-- begin Stored rows --
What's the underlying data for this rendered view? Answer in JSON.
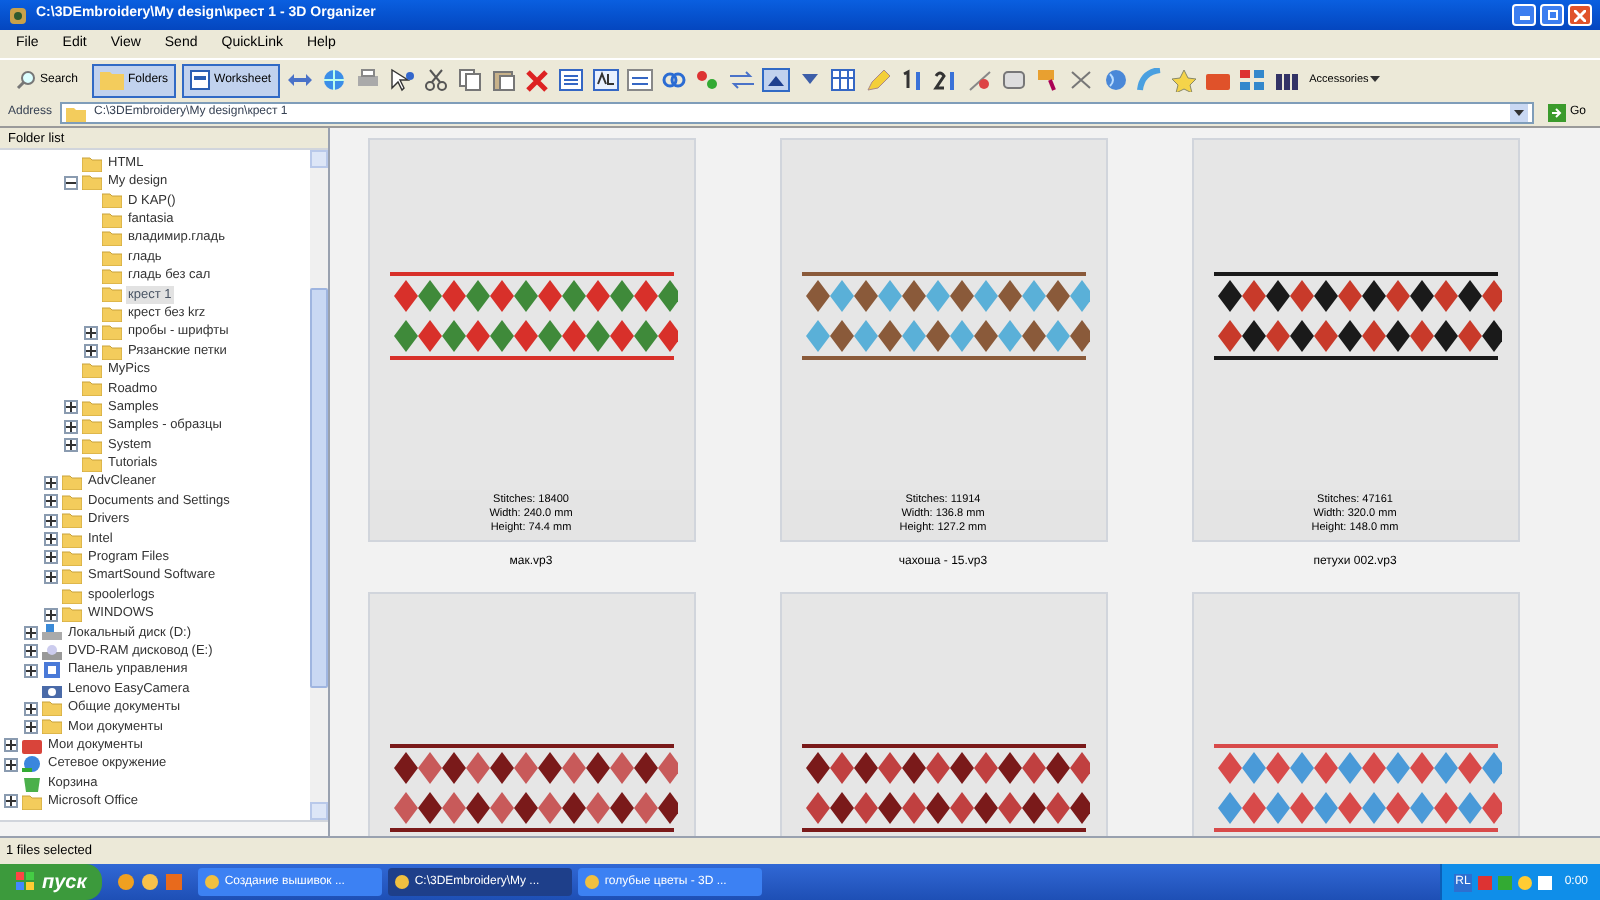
{
  "window": {
    "title": "C:\\3DEmbroidery\\My design\\крест 1 - 3D Organizer"
  },
  "menu": [
    "File",
    "Edit",
    "View",
    "Send",
    "QuickLink",
    "Help"
  ],
  "toolbar": {
    "buttons": [
      {
        "label": "Search",
        "selected": false
      },
      {
        "label": "Folders",
        "selected": true
      },
      {
        "label": "Worksheet",
        "selected": true
      }
    ],
    "accessories": "Accessories"
  },
  "address": {
    "label": "Address",
    "value": "C:\\3DEmbroidery\\My design\\крест 1",
    "go": "Go"
  },
  "folder_list": {
    "title": "Folder list",
    "tree": [
      {
        "children": [
          {
            "children": [
              {
                "children": [
                  {
                    "label": "HTML",
                    "kind": "folder"
                  },
                  {
                    "label": "My design",
                    "kind": "folder",
                    "expanded": true,
                    "children": [
                      {
                        "label": "D KAP()",
                        "kind": "folder"
                      },
                      {
                        "label": "fantasia",
                        "kind": "folder"
                      },
                      {
                        "label": "владимир.гладь",
                        "kind": "folder"
                      },
                      {
                        "label": "гладь",
                        "kind": "folder"
                      },
                      {
                        "label": "гладь без сал",
                        "kind": "folder"
                      },
                      {
                        "label": "крест 1",
                        "kind": "folder",
                        "selected": true
                      },
                      {
                        "label": "крест без krz",
                        "kind": "folder"
                      },
                      {
                        "label": "пробы - шрифты",
                        "kind": "folder",
                        "expanded": false
                      },
                      {
                        "label": "Рязанские петки",
                        "kind": "folder",
                        "expanded": false
                      }
                    ]
                  },
                  {
                    "label": "MyPics",
                    "kind": "folder"
                  },
                  {
                    "label": "Roadmo",
                    "kind": "folder"
                  },
                  {
                    "label": "Samples",
                    "kind": "folder",
                    "expanded": false
                  },
                  {
                    "label": "Samples - образцы",
                    "kind": "folder",
                    "expanded": false
                  },
                  {
                    "label": "System",
                    "kind": "folder",
                    "expanded": false
                  },
                  {
                    "label": "Tutorials",
                    "kind": "folder"
                  }
                ]
              },
              {
                "label": "AdvCleaner",
                "kind": "folder",
                "expanded": false
              },
              {
                "label": "Documents and Settings",
                "kind": "folder",
                "expanded": false
              },
              {
                "label": "Drivers",
                "kind": "folder",
                "expanded": false
              },
              {
                "label": "Intel",
                "kind": "folder",
                "expanded": false
              },
              {
                "label": "Program Files",
                "kind": "folder",
                "expanded": false
              },
              {
                "label": "SmartSound Software",
                "kind": "folder",
                "expanded": false
              },
              {
                "label": "spoolerlogs",
                "kind": "folder"
              },
              {
                "label": "WINDOWS",
                "kind": "folder",
                "expanded": false
              }
            ]
          },
          {
            "label": "Локальный диск (D:)",
            "kind": "drive",
            "expanded": false
          },
          {
            "label": "DVD-RAM дисковод (E:)",
            "kind": "dvd",
            "expanded": false
          },
          {
            "label": "Панель управления",
            "kind": "panel",
            "expanded": false
          },
          {
            "label": "Lenovo EasyCamera",
            "kind": "camera"
          },
          {
            "label": "Общие документы",
            "kind": "folder",
            "expanded": false
          },
          {
            "label": "Мои документы",
            "kind": "folder",
            "expanded": false
          }
        ]
      },
      {
        "label": "Мои документы",
        "kind": "documents",
        "expanded": false
      },
      {
        "label": "Сетевое окружение",
        "kind": "network",
        "expanded": false
      },
      {
        "label": "Корзина",
        "kind": "bin"
      },
      {
        "label": "Microsoft Office",
        "kind": "folder",
        "expanded": false
      }
    ]
  },
  "thumbnails": [
    {
      "kind": "full",
      "stitches": "Stitches: 18400",
      "width": "Width: 240.0 mm",
      "height": "Height: 74.4 mm",
      "file": "мак.vp3"
    },
    {
      "kind": "full",
      "stitches": "Stitches: 11914",
      "width": "Width: 136.8 mm",
      "height": "Height: 127.2 mm",
      "file": "чахоша - 15.vp3"
    },
    {
      "kind": "full",
      "stitches": "Stitches: 47161",
      "width": "Width: 320.0 mm",
      "height": "Height: 148.0 mm",
      "file": "петухи 002.vp3"
    },
    {
      "kind": "cut_off"
    },
    {
      "kind": "cut_off"
    },
    {
      "kind": "cut_off"
    }
  ],
  "status_bar": "1 files selected",
  "taskbar": {
    "start": "пуск",
    "tasks": [
      {
        "label": "Создание вышивок ...",
        "selected": false
      },
      {
        "label": "C:\\3DEmbroidery\\My ...",
        "selected": true
      },
      {
        "label": "голубые цветы - 3D ...",
        "selected": false
      }
    ],
    "language": "RL",
    "clock": "0:00"
  }
}
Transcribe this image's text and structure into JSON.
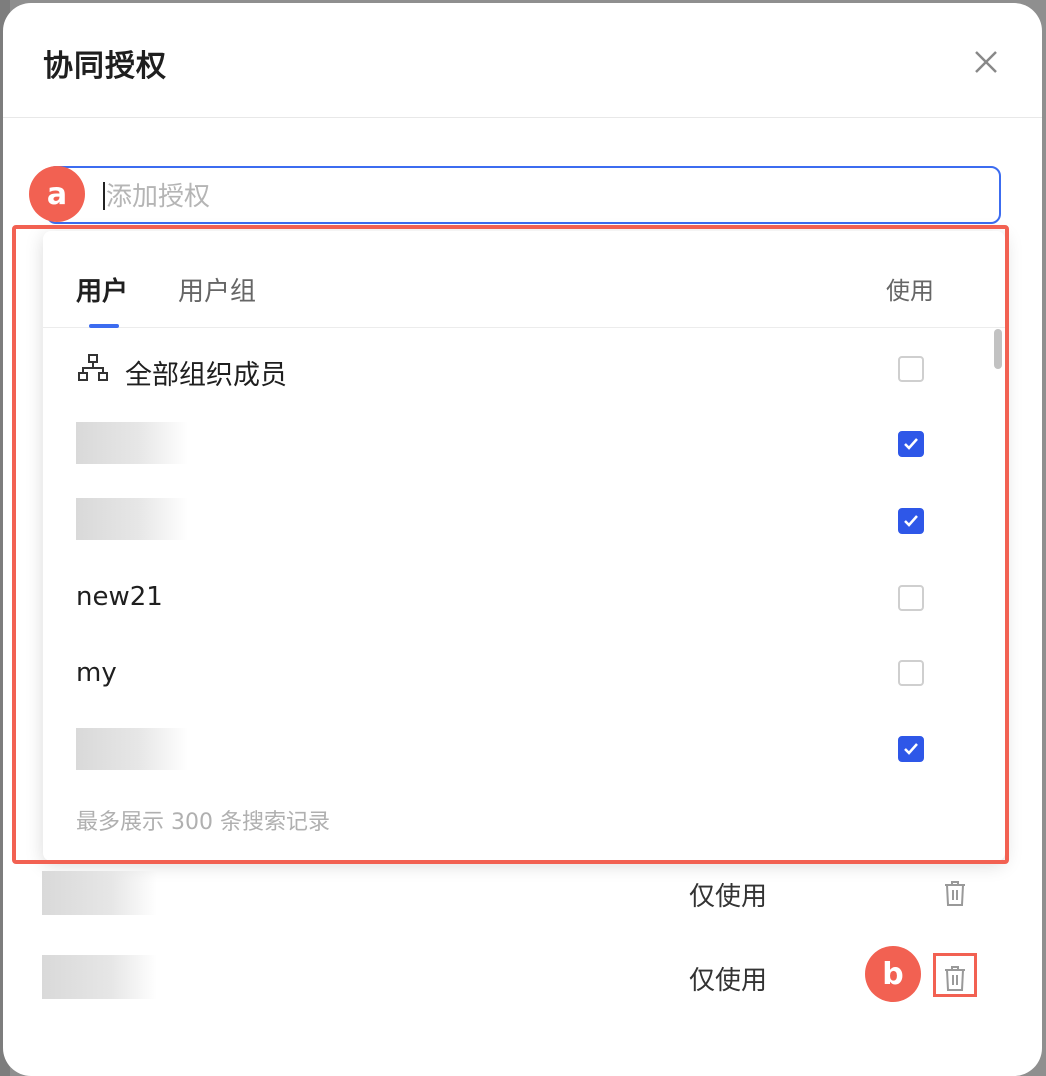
{
  "dialog": {
    "title": "协同授权"
  },
  "search": {
    "placeholder": "添加授权"
  },
  "dropdown": {
    "tabs": [
      {
        "label": "用户",
        "active": true
      },
      {
        "label": "用户组",
        "active": false
      }
    ],
    "use_column_label": "使用",
    "rows": [
      {
        "label": "全部组织成员",
        "icon": "org-chart-icon",
        "checked": false
      },
      {
        "label": "",
        "redacted": true,
        "checked": true
      },
      {
        "label": "",
        "redacted": true,
        "checked": true
      },
      {
        "label": "new21",
        "checked": false
      },
      {
        "label": "my",
        "checked": false
      },
      {
        "label": "",
        "redacted": true,
        "checked": true
      }
    ],
    "footer_note": "最多展示 300 条搜索记录"
  },
  "permissions": [
    {
      "user": "",
      "redacted": true,
      "role": "仅使用",
      "action_icon": "trash-icon"
    },
    {
      "user": "",
      "redacted": true,
      "role": "仅使用",
      "action_icon": "trash-icon"
    }
  ],
  "annotations": {
    "a": "a",
    "b": "b"
  },
  "colors": {
    "accent": "#2e57e8",
    "annotation": "#f26152"
  }
}
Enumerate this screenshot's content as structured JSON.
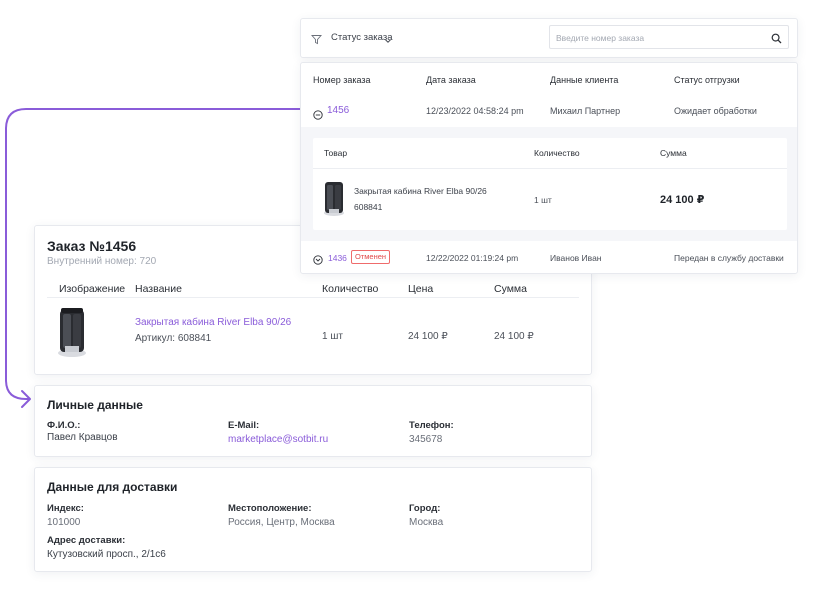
{
  "colors": {
    "accent": "#8a5cd9",
    "danger": "#e24a4a",
    "border": "#e7e9ee"
  },
  "filter": {
    "status_label": "Статус заказа",
    "search_placeholder": "Введите номер заказа",
    "filter_icon": "filter-icon",
    "search_icon": "search-icon"
  },
  "orders_list": {
    "columns": [
      "Номер заказа",
      "Дата заказа",
      "Данные клиента",
      "Статус отгрузки"
    ],
    "rows": [
      {
        "number": "1456",
        "date": "12/23/2022 04:58:24 pm",
        "client": "Михаил Партнер",
        "status": "Ожидает обработки",
        "expanded": true
      },
      {
        "number": "1436",
        "badge": "Отменен",
        "date": "12/22/2022 01:19:24 pm",
        "client": "Иванов Иван",
        "status": "Передан в службу доставки",
        "expanded": false
      }
    ],
    "details": {
      "columns": [
        "Товар",
        "Количество",
        "Сумма"
      ],
      "item": {
        "name": "Закрытая кабина River Elba 90/26",
        "article": "608841",
        "qty": "1 шт",
        "sum": "24 100 ₽"
      }
    }
  },
  "order": {
    "title": "Заказ №1456",
    "internal": "Внутренний номер: 720",
    "columns": [
      "Изображение",
      "Название",
      "Количество",
      "Цена",
      "Сумма"
    ],
    "item": {
      "name": "Закрытая кабина River Elba 90/26",
      "article": "Артикул: 608841",
      "qty": "1 шт",
      "price": "24 100 ₽",
      "sum": "24 100 ₽"
    }
  },
  "personal": {
    "title": "Личные данные",
    "name_label": "Ф.И.О.:",
    "name": "Павел Кравцов",
    "email_label": "E-Mail:",
    "email": "marketplace@sotbit.ru",
    "phone_label": "Телефон:",
    "phone": "345678"
  },
  "delivery": {
    "title": "Данные для доставки",
    "index_label": "Индекс:",
    "index": "101000",
    "location_label": "Местоположение:",
    "location": "Россия, Центр, Москва",
    "city_label": "Город:",
    "city": "Москва",
    "address_label": "Адрес доставки:",
    "address": "Кутузовский просп., 2/1с6"
  }
}
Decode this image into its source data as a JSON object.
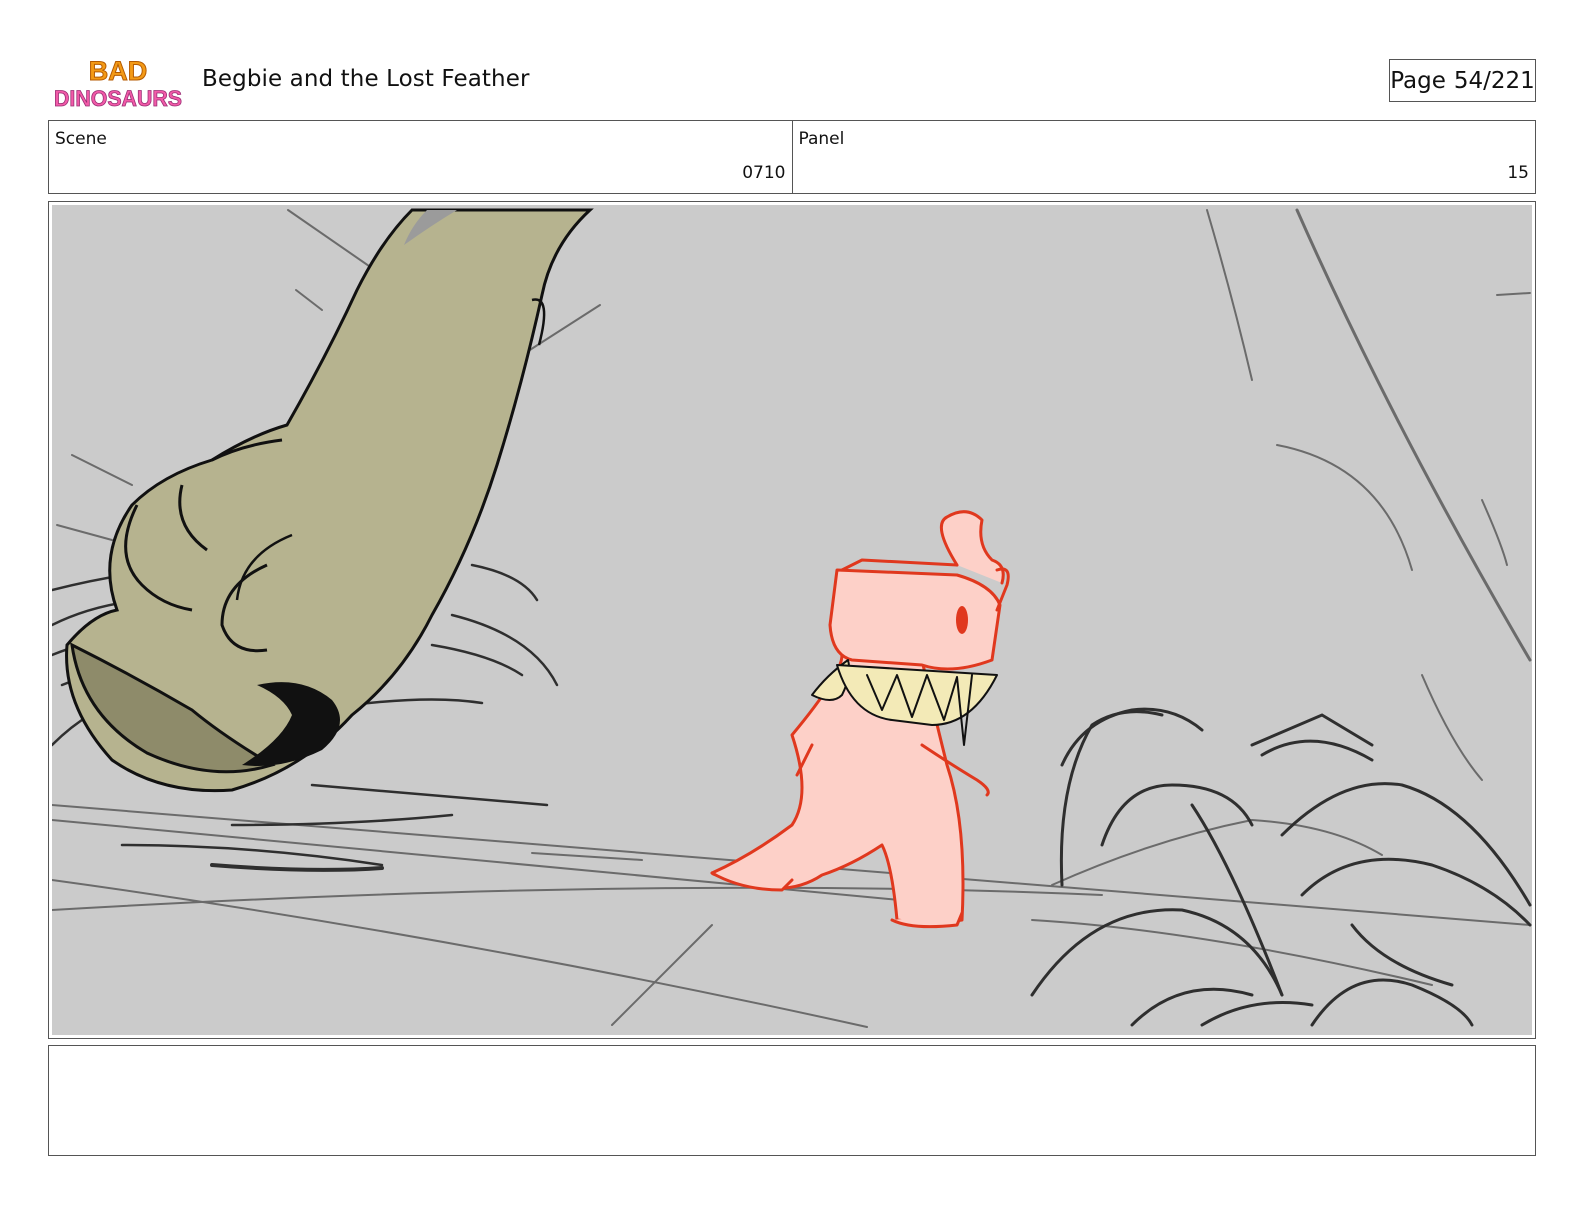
{
  "header": {
    "logo_text_top": "BAD",
    "logo_text_bottom": "DINOSAURS",
    "title": "Begbie and the Lost Feather",
    "page_label": "Page",
    "page_value": "54/221"
  },
  "info": {
    "scene_label": "Scene",
    "scene_value": "0710",
    "panel_label": "Panel",
    "panel_value": "15"
  },
  "notes": "",
  "colors": {
    "background_sky": "#cbcbcb",
    "dinosaur_foot": "#b6b38f",
    "character_fill": "#fdd0c8",
    "character_line": "#e0381e",
    "teeth": "#f3eab7"
  }
}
-- end Stored rows --
*What is required*
Where does the word "Статус" appear in the listing? List each line that holds it.

*Solution for this problem*
    "status_label": "Статус заказа",
      "Статус отгрузки"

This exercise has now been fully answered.